Records from a data collection:
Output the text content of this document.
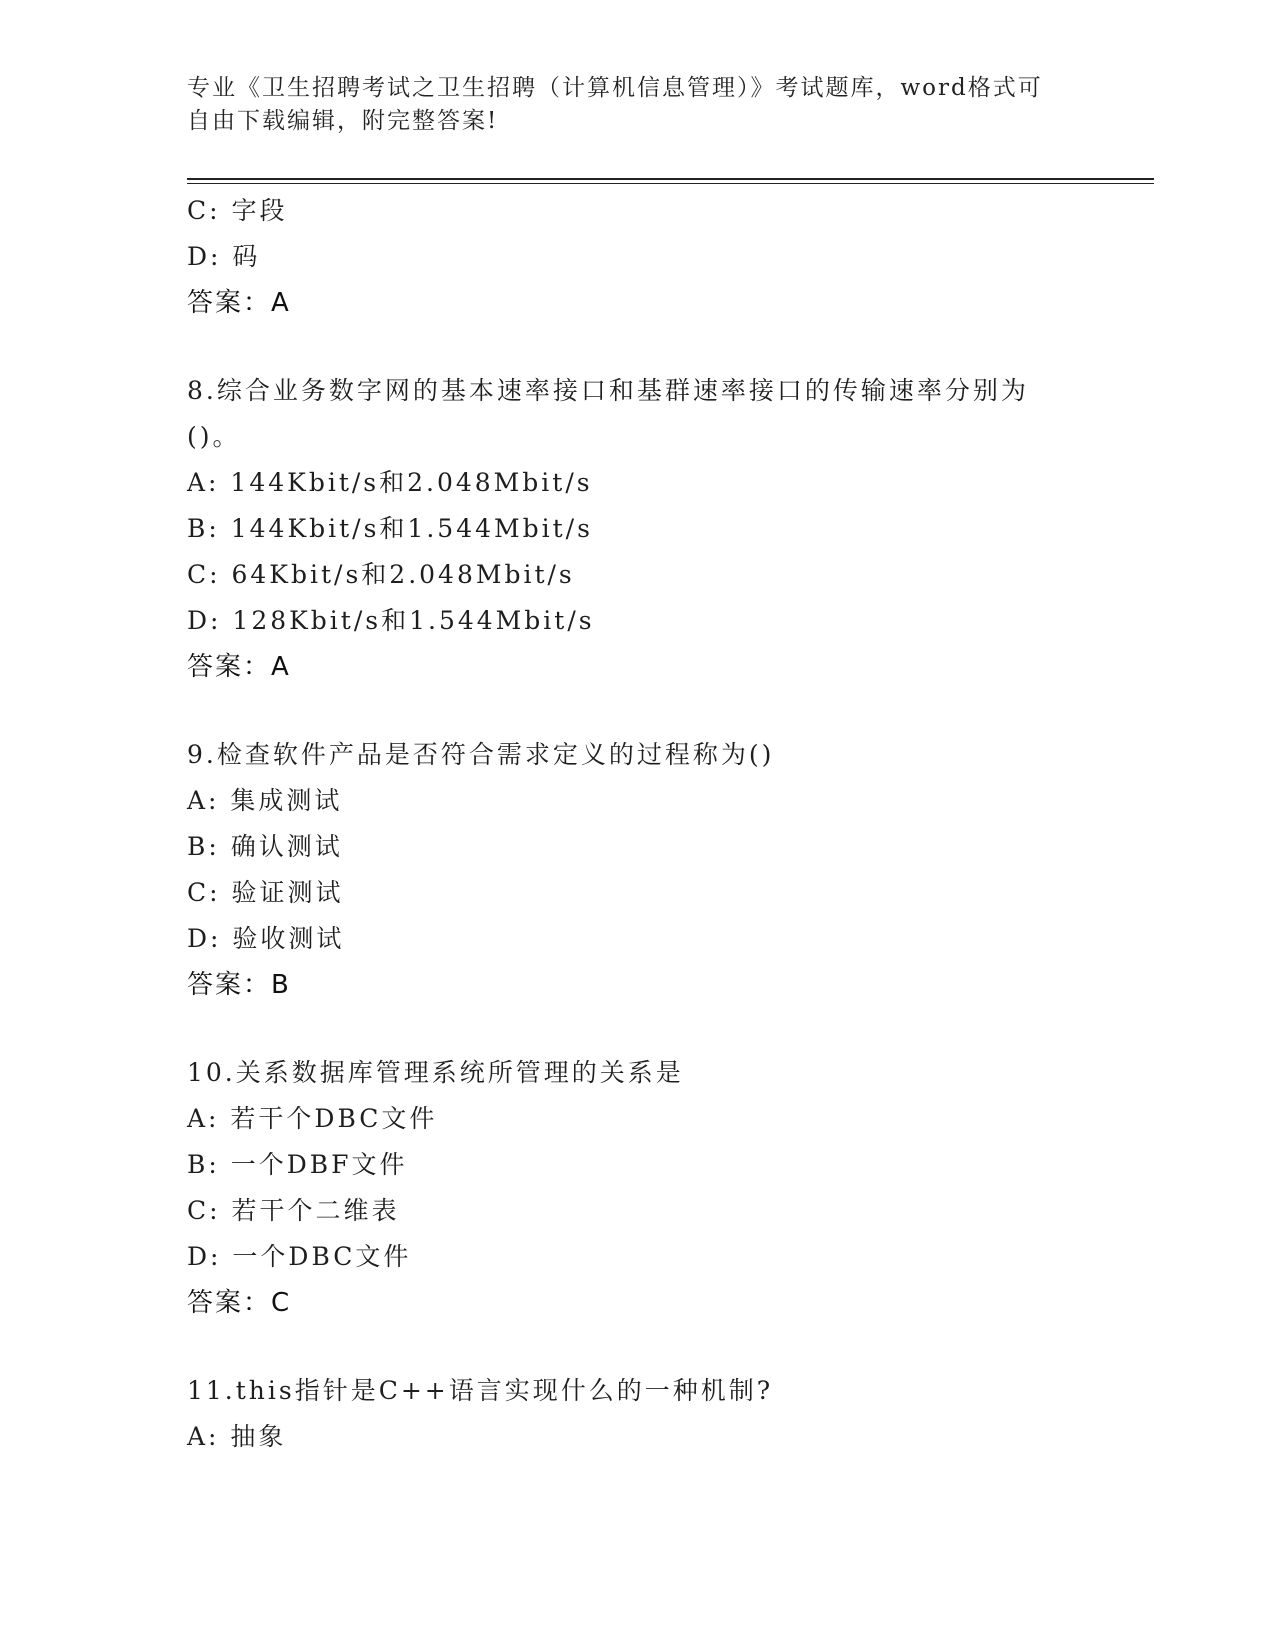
专业《卫生招聘考试之卫生招聘（计算机信息管理）》考试题库，word格式可自由下载编辑，附完整答案!
C: 字段
D: 码
答案：A
8.综合业务数字网的基本速率接口和基群速率接口的传输速率分别为
()。
A: 144Kbit/s和2.048Mbit/s
B: 144Kbit/s和1.544Mbit/s
C: 64Kbit/s和2.048Mbit/s
D: 128Kbit/s和1.544Mbit/s
答案：A
9.检查软件产品是否符合需求定义的过程称为()
A: 集成测试
B: 确认测试
C: 验证测试
D: 验收测试
答案：B
10.关系数据库管理系统所管理的关系是
A: 若干个DBC文件
B: 一个DBF文件
C: 若干个二维表
D: 一个DBC文件
答案：C
11.this指针是C++语言实现什么的一种机制?
A: 抽象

◆ Stated goal:
Quote every line word for word and keep the images out of the copy.

◆ Result below:
Output the text content of this document.
专业《卫生招聘考试之卫生招聘（计算机信息管理）》考试题库，word格式可自由下载编辑，附完整答案!
C: 字段
D: 码
答案：A
8.综合业务数字网的基本速率接口和基群速率接口的传输速率分别为
()。
A: 144Kbit/s和2.048Mbit/s
B: 144Kbit/s和1.544Mbit/s
C: 64Kbit/s和2.048Mbit/s
D: 128Kbit/s和1.544Mbit/s
答案：A
9.检查软件产品是否符合需求定义的过程称为()
A: 集成测试
B: 确认测试
C: 验证测试
D: 验收测试
答案：B
10.关系数据库管理系统所管理的关系是
A: 若干个DBC文件
B: 一个DBF文件
C: 若干个二维表
D: 一个DBC文件
答案：C
11.this指针是C++语言实现什么的一种机制?
A: 抽象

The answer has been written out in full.